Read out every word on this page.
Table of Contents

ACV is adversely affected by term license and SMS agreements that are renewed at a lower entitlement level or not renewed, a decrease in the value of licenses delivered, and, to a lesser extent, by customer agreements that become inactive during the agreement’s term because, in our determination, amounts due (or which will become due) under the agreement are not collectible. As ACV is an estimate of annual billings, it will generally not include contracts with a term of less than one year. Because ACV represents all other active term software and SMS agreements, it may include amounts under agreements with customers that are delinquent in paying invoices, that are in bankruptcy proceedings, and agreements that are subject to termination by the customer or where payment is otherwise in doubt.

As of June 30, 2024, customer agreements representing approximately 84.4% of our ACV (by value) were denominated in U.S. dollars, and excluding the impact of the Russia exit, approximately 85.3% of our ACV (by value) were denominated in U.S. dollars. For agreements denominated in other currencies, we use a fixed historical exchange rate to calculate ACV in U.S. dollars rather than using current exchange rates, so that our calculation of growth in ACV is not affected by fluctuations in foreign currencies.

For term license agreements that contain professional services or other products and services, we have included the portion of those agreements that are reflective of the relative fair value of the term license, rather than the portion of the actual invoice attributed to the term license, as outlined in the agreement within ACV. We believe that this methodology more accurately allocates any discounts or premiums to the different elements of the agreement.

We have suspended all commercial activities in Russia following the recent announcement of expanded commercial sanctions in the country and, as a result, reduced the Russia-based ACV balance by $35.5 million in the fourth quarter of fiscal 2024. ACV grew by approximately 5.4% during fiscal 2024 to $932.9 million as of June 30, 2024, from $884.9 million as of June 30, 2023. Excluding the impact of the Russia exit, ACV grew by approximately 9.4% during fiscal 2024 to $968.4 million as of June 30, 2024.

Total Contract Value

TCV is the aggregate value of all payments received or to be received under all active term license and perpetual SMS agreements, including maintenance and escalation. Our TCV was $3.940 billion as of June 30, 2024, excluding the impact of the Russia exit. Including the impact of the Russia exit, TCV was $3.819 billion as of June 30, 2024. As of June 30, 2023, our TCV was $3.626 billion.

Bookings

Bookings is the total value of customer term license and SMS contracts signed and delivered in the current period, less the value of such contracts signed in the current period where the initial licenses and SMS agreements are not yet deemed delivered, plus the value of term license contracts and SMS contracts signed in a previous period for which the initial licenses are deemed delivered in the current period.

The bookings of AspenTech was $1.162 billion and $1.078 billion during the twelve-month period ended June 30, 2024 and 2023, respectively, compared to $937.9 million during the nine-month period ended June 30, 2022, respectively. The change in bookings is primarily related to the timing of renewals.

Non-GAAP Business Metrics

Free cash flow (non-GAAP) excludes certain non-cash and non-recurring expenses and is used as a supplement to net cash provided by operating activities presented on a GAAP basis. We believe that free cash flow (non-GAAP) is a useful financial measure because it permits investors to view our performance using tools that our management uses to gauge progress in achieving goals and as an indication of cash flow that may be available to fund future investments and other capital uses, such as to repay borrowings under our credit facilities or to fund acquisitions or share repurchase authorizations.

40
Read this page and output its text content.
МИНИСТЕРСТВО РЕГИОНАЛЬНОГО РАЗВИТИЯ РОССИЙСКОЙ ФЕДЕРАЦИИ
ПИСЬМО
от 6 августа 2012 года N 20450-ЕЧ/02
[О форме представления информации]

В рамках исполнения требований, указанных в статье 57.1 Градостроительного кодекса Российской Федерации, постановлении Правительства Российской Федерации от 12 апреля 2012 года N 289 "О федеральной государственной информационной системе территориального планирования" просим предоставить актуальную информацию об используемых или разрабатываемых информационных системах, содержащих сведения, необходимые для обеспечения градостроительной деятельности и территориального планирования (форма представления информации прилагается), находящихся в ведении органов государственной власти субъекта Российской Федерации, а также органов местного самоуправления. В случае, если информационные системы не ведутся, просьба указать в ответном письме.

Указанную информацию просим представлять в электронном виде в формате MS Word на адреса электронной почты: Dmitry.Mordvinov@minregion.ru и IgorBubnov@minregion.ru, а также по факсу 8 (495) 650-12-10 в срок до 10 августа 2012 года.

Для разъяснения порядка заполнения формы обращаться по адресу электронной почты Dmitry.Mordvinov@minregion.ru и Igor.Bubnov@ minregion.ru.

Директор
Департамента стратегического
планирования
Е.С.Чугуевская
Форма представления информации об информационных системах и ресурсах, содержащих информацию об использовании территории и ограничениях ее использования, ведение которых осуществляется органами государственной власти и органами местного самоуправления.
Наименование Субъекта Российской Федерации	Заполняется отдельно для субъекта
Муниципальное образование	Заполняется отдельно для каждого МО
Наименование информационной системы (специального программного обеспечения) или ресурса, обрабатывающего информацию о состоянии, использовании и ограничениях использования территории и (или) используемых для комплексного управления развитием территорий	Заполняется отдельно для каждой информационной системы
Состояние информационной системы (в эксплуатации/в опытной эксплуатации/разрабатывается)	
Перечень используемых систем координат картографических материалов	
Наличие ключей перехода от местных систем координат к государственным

--

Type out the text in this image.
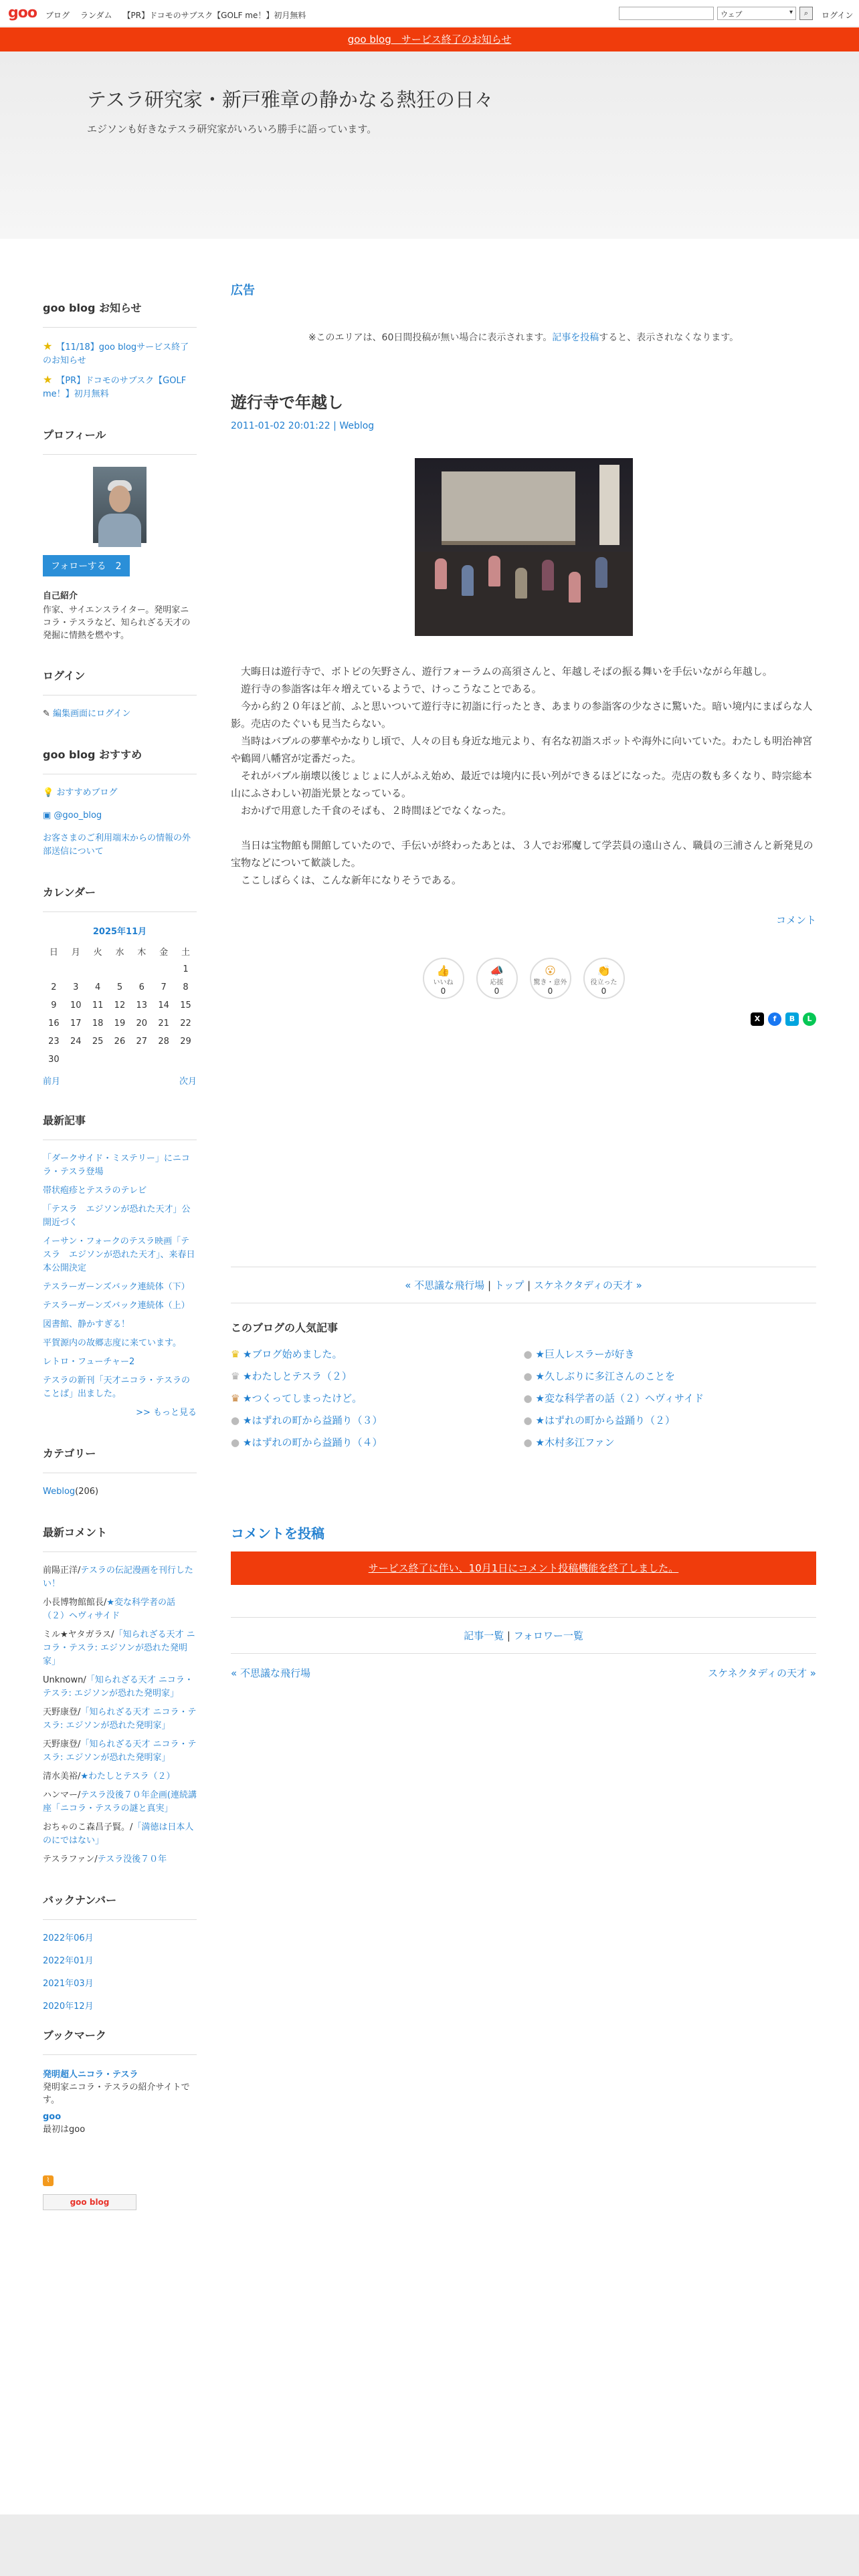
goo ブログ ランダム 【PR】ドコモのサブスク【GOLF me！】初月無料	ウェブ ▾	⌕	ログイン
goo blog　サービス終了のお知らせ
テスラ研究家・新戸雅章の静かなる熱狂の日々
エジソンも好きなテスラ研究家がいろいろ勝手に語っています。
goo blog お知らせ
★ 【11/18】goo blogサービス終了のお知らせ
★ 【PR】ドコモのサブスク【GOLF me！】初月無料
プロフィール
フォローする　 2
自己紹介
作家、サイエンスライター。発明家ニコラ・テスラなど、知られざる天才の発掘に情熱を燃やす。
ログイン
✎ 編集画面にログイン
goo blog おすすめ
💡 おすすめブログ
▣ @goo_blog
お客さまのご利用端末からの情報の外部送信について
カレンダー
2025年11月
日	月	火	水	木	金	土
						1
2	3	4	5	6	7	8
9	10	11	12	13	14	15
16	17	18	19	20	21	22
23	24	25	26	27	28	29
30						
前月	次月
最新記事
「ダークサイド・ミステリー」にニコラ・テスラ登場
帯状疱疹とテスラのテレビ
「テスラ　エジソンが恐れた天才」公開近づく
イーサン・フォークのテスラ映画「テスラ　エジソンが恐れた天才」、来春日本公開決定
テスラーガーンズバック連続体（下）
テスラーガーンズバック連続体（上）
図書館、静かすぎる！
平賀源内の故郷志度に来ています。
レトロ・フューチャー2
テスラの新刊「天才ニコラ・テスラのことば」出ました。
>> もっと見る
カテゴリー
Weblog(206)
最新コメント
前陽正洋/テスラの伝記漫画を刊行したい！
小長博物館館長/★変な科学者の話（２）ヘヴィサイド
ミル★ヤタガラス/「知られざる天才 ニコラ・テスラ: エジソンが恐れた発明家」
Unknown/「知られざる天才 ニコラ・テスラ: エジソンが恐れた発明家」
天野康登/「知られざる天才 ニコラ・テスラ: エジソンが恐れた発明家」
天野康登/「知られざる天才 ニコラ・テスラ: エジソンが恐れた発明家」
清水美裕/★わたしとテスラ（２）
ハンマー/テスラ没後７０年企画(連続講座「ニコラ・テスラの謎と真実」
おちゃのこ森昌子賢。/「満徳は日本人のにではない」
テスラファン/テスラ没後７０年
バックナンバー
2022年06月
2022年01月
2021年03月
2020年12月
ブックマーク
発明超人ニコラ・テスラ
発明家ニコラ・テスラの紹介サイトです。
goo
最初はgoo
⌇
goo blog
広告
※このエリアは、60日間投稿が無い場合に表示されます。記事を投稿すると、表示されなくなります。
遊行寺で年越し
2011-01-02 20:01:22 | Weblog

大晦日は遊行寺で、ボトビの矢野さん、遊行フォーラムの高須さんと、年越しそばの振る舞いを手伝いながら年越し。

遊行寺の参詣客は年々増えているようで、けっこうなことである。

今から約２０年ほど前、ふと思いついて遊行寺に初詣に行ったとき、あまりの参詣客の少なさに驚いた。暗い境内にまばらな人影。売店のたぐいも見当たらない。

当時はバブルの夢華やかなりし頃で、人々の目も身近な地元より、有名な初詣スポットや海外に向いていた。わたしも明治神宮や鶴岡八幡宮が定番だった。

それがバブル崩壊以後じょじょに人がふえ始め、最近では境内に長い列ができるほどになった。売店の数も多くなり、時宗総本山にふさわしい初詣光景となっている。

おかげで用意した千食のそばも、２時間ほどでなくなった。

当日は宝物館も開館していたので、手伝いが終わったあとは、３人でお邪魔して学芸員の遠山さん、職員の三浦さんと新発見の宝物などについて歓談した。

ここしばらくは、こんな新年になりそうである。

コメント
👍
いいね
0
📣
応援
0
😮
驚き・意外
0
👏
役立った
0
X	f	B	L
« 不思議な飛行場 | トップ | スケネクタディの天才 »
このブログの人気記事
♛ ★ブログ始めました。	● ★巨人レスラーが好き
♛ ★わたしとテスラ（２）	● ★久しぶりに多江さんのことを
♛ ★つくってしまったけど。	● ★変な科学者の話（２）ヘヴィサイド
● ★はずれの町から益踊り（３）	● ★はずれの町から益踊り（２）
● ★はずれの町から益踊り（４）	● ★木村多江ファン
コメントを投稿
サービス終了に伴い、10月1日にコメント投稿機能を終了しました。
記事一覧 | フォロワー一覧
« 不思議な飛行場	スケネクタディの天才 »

Task description
Show all lines from the records above where the word "системы" occurs.

Output of the exercise
В рамках исполнения требований, указанных в статье 57.1 Градостроительного кодекса Российской Федерации, постановлении Правительства Российской Федерации от 12 апреля 2012 года N 289 "О федеральной государственной информационной системе территориального планирования" просим предоставить актуальную информацию об используемых или разрабатываемых информационных системах, содержащих сведения, необходимые для обеспечения градостроительной деятельности и территориального планирования (форма представления информации прилагается), находящихся в ведении органов государственной власти субъекта Российской Федерации, а также органов местного самоуправления. В случае, если информационные системы не ведутся, просьба указать в ответном письме.
Наименование информационной системы (специального программного обеспечения) или ресурса, обрабатывающего информацию о состоянии, использовании и ограничениях использования территории и (или) используемых для комплексного управления развитием территорий	Заполняется отдельно для каждой информационной системы
Состояние информационной системы (в эксплуатации/в опытной эксплуатации/разрабатывается)	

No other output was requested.